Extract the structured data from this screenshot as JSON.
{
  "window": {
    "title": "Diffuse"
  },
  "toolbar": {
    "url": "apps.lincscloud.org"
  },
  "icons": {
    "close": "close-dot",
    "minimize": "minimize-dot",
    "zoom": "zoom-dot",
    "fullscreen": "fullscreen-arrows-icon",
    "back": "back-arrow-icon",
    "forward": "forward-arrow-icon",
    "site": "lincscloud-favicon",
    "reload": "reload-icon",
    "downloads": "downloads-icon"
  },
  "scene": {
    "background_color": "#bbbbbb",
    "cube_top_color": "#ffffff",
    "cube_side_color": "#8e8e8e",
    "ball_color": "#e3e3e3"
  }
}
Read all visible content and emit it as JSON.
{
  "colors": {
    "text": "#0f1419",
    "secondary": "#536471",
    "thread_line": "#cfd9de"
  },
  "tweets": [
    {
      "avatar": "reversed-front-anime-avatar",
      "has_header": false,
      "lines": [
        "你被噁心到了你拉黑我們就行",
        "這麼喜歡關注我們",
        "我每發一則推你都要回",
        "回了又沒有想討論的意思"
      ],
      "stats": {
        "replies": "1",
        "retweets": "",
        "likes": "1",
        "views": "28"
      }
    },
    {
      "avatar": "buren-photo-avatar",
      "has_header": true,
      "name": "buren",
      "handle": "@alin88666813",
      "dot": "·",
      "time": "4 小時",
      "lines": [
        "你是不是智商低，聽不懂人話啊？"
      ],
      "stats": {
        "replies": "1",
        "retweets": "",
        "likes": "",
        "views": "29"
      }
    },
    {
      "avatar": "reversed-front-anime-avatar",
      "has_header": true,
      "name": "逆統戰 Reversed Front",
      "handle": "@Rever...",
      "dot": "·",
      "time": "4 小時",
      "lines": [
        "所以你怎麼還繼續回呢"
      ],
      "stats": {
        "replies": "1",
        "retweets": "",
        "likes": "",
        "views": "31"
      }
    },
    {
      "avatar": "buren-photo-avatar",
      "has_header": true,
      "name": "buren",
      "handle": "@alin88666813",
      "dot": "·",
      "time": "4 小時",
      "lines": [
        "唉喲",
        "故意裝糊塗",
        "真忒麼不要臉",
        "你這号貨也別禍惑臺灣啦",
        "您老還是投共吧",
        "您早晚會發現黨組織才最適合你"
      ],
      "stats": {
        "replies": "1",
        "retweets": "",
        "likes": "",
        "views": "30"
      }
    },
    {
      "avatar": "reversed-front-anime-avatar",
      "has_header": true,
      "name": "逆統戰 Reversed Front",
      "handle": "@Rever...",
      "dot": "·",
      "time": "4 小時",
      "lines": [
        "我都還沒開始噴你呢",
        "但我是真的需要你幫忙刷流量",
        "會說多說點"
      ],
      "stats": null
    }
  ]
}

# # # # # # #

Extract each record, keeping it identical to the original.

Extract the structured data from this screenshot as JSON.
{
  "window": {
    "title": "Diffuse"
  },
  "toolbar": {
    "url": "apps.lincscloud.org"
  },
  "icons": {
    "close": "close-dot",
    "minimize": "minimize-dot",
    "zoom": "zoom-dot",
    "fullscreen": "fullscreen-arrows-icon",
    "back": "back-arrow-icon",
    "forward": "forward-arrow-icon",
    "site": "lincscloud-favicon",
    "reload": "reload-icon",
    "downloads": "downloads-icon"
  },
  "scene": {
    "background_color": "#bbbbbb",
    "cube_top_color": "#ffffff",
    "cube_side_color": "#8e8e8e",
    "ball_color": "#e3e3e3"
  }
}
Read all visible content and emit it as JSON.
{
  "colors": {
    "text": "#0f1419",
    "secondary": "#536471",
    "thread_line": "#cfd9de"
  },
  "tweets": [
    {
      "avatar": "reversed-front-anime-avatar",
      "has_header": false,
      "lines": [
        "你被噁心到了你拉黑我們就行",
        "這麼喜歡關注我們",
        "我每發一則推你都要回",
        "回了又沒有想討論的意思"
      ],
      "stats": {
        "replies": "1",
        "retweets": "",
        "likes": "1",
        "views": "28"
      }
    },
    {
      "avatar": "buren-photo-avatar",
      "has_header": true,
      "name": "buren",
      "handle": "@alin88666813",
      "dot": "·",
      "time": "4 小時",
      "lines": [
        "你是不是智商低，聽不懂人話啊？"
      ],
      "stats": {
        "replies": "1",
        "retweets": "",
        "likes": "",
        "views": "29"
      }
    },
    {
      "avatar": "reversed-front-anime-avatar",
      "has_header": true,
      "name": "逆統戰 Reversed Front",
      "handle": "@Rever...",
      "dot": "·",
      "time": "4 小時",
      "lines": [
        "所以你怎麼還繼續回呢"
      ],
      "stats": {
        "replies": "1",
        "retweets": "",
        "likes": "",
        "views": "31"
      }
    },
    {
      "avatar": "buren-photo-avatar",
      "has_header": true,
      "name": "buren",
      "handle": "@alin88666813",
      "dot": "·",
      "time": "4 小時",
      "lines": [
        "唉喲",
        "故意裝糊塗",
        "真忒麼不要臉",
        "你這号貨也別禍惑臺灣啦",
        "您老還是投共吧",
        "您早晚會發現黨組織才最適合你"
      ],
      "stats": {
        "replies": "1",
        "retweets": "",
        "likes": "",
        "views": "30"
      }
    },
    {
      "avatar": "reversed-front-anime-avatar",
      "has_header": true,
      "name": "逆統戰 Reversed Front",
      "handle": "@Rever...",
      "dot": "·",
      "time": "4 小時",
      "lines": [
        "我都還沒開始噴你呢",
        "但我是真的需要你幫忙刷流量",
        "會說多說點"
      ],
      "stats": null
    }
  ]
}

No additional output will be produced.